Provided data ->
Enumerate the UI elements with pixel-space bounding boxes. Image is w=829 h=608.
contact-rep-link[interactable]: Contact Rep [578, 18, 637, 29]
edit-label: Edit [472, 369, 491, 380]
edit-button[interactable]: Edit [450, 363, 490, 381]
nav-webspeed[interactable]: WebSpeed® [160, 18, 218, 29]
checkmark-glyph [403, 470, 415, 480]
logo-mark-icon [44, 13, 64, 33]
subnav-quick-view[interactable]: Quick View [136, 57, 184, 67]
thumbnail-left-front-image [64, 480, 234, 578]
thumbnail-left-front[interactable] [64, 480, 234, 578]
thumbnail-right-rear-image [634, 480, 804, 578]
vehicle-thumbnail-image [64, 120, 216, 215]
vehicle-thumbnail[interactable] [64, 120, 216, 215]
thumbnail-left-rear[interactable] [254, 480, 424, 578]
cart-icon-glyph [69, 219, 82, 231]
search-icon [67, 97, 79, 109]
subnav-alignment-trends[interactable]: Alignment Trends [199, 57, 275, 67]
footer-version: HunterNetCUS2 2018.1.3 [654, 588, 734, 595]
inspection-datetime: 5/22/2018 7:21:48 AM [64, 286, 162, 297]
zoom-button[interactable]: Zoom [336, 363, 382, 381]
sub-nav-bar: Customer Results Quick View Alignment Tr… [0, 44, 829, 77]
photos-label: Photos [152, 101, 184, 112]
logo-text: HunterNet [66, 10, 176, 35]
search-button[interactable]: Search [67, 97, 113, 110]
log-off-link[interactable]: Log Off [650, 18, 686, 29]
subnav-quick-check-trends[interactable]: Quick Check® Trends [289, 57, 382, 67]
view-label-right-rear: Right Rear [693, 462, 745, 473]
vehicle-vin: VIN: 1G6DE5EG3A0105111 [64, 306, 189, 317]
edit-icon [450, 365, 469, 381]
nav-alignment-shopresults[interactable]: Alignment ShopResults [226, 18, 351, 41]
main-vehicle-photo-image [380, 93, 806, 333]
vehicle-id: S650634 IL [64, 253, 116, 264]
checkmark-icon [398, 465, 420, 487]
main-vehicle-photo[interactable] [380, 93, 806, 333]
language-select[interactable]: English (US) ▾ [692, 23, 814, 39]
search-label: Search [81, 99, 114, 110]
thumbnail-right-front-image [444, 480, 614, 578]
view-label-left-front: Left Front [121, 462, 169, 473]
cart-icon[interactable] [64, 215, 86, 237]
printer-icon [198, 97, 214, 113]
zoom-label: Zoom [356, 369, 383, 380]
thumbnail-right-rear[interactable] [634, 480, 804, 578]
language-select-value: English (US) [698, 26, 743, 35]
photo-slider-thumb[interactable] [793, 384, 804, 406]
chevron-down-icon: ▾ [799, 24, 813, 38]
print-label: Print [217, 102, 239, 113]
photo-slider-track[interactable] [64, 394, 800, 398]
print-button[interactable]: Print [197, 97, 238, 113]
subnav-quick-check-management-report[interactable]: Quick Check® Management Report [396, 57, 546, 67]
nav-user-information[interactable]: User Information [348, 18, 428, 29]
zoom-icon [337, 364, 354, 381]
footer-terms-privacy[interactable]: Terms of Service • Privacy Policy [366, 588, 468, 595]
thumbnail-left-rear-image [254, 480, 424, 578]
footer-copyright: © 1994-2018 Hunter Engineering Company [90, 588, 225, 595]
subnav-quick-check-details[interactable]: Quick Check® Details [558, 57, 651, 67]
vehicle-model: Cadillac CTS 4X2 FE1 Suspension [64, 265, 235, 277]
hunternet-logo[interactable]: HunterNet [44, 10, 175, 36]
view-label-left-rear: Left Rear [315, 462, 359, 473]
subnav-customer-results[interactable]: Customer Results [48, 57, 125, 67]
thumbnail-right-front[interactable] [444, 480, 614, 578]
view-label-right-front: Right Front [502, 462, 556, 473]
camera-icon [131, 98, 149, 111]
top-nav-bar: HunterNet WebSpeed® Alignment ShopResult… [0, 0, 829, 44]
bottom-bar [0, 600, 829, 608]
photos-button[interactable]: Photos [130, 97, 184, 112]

Work instructions ->
Update the entries above by replacing each occurrence of "Quick Check®" with "Vehicle Check®" and leaving every other character as it is.

Task output ->
Enumerate the UI elements with pixel-space bounding boxes. Image is w=829 h=608.
contact-rep-link[interactable]: Contact Rep [578, 18, 637, 29]
edit-label: Edit [472, 369, 491, 380]
edit-button[interactable]: Edit [450, 363, 490, 381]
nav-webspeed[interactable]: WebSpeed® [160, 18, 218, 29]
checkmark-glyph [403, 470, 415, 480]
logo-mark-icon [44, 13, 64, 33]
subnav-quick-view[interactable]: Quick View [136, 57, 184, 67]
thumbnail-left-front-image [64, 480, 234, 578]
thumbnail-left-front[interactable] [64, 480, 234, 578]
thumbnail-right-rear-image [634, 480, 804, 578]
vehicle-thumbnail-image [64, 120, 216, 215]
vehicle-thumbnail[interactable] [64, 120, 216, 215]
thumbnail-left-rear[interactable] [254, 480, 424, 578]
cart-icon-glyph [69, 219, 82, 231]
search-icon [67, 97, 79, 109]
subnav-alignment-trends[interactable]: Alignment Trends [199, 57, 275, 67]
footer-version: HunterNetCUS2 2018.1.3 [654, 588, 734, 595]
inspection-datetime: 5/22/2018 7:21:48 AM [64, 286, 162, 297]
zoom-button[interactable]: Zoom [336, 363, 382, 381]
sub-nav-bar: Customer Results Quick View Alignment Tr… [0, 44, 829, 77]
photos-label: Photos [152, 101, 184, 112]
logo-text: HunterNet [66, 10, 176, 35]
search-button[interactable]: Search [67, 97, 113, 110]
log-off-link[interactable]: Log Off [650, 18, 686, 29]
subnav-quick-check-trends[interactable]: Vehicle Check® Trends [289, 57, 382, 67]
view-label-right-rear: Right Rear [693, 462, 745, 473]
vehicle-vin: VIN: 1G6DE5EG3A0105111 [64, 306, 189, 317]
edit-icon [450, 365, 469, 381]
nav-alignment-shopresults[interactable]: Alignment ShopResults [226, 18, 351, 41]
main-vehicle-photo-image [380, 93, 806, 333]
vehicle-id: S650634 IL [64, 253, 116, 264]
checkmark-icon [398, 465, 420, 487]
main-vehicle-photo[interactable] [380, 93, 806, 333]
language-select[interactable]: English (US) ▾ [692, 23, 814, 39]
search-label: Search [81, 99, 114, 110]
thumbnail-right-front-image [444, 480, 614, 578]
view-label-left-front: Left Front [121, 462, 169, 473]
cart-icon[interactable] [64, 215, 86, 237]
printer-icon [198, 97, 214, 113]
zoom-label: Zoom [356, 369, 383, 380]
thumbnail-right-rear[interactable] [634, 480, 804, 578]
language-select-value: English (US) [698, 26, 743, 35]
photo-slider-thumb[interactable] [793, 384, 804, 406]
chevron-down-icon: ▾ [799, 24, 813, 38]
print-label: Print [217, 102, 239, 113]
photo-slider-track[interactable] [64, 394, 800, 398]
print-button[interactable]: Print [197, 97, 238, 113]
subnav-quick-check-management-report[interactable]: Vehicle Check® Management Report [396, 57, 546, 67]
nav-user-information[interactable]: User Information [348, 18, 428, 29]
zoom-icon [337, 364, 354, 381]
footer-terms-privacy[interactable]: Terms of Service • Privacy Policy [366, 588, 468, 595]
thumbnail-left-rear-image [254, 480, 424, 578]
footer-copyright: © 1994-2018 Hunter Engineering Company [90, 588, 225, 595]
subnav-quick-check-details[interactable]: Vehicle Check® Details [558, 57, 651, 67]
vehicle-model: Cadillac CTS 4X2 FE1 Suspension [64, 265, 235, 277]
hunternet-logo[interactable]: HunterNet [44, 10, 175, 36]
view-label-left-rear: Left Rear [315, 462, 359, 473]
subnav-customer-results[interactable]: Customer Results [48, 57, 125, 67]
thumbnail-right-front[interactable] [444, 480, 614, 578]
view-label-right-front: Right Front [502, 462, 556, 473]
camera-icon [131, 98, 149, 111]
top-nav-bar: HunterNet WebSpeed® Alignment ShopResult… [0, 0, 829, 44]
bottom-bar [0, 600, 829, 608]
photos-button[interactable]: Photos [130, 97, 184, 112]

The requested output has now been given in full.